Gather, from the listing beneath this task, every line holding the string "коли".

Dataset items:
——————
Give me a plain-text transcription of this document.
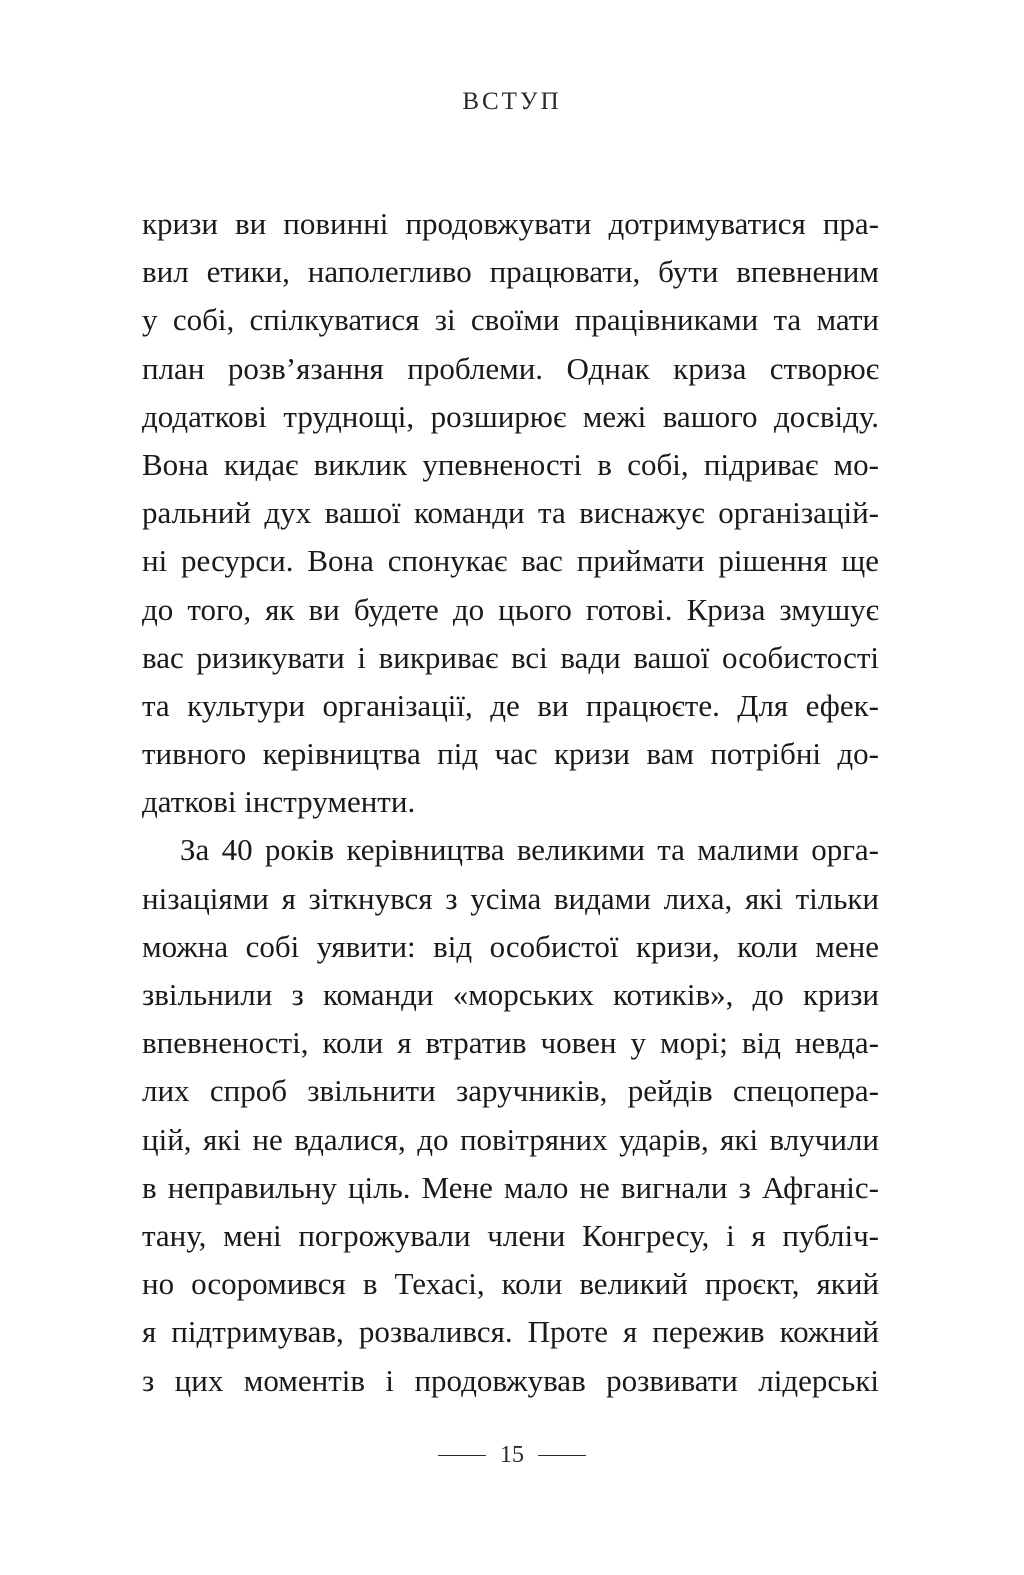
ВСТУП
кризи ви повинні продовжувати дотримуватися пра-
вил етики, наполегливо працювати, бути впевненим
у собі, спілкуватися зі своїми працівниками та мати
план розв’язання проблеми. Однак криза створює
додаткові труднощі, розширює межі вашого досвіду.
Вона кидає виклик упевненості в собі, підриває мо-
ральний дух вашої команди та виснажує організацій-
ні ресурси. Вона спонукає вас приймати рішення ще
до того, як ви будете до цього готові. Криза змушує
вас ризикувати і викриває всі вади вашої особистості
та культури організації, де ви працюєте. Для ефек-
тивного керівництва під час кризи вам потрібні до-
даткові інструменти.
За 40 років керівництва великими та малими орга-
нізаціями я зіткнувся з усіма видами лиха, які тільки
можна собі уявити: від особистої кризи, коли мене
звільнили з команди «морських котиків», до кризи
впевненості, коли я втратив човен у морі; від невда-
лих спроб звільнити заручників, рейдів спецопера-
цій, які не вдалися, до повітряних ударів, які влучили
в неправильну ціль. Мене мало не вигнали з Афганіс-
тану, мені погрожували члени Конгресу, і я публіч-
но осоромився в Техасі, коли великий проєкт, який
я підтримував, розвалився. Проте я пережив кожний
з цих моментів і продовжував розвивати лідерські
15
——————
**RESULT FOR THIS TASK:**
можна собі уявити: від особистої кризи, коли мене
впевненості, коли я втратив човен у морі; від невда-
но осоромився в Техасі, коли великий проєкт, який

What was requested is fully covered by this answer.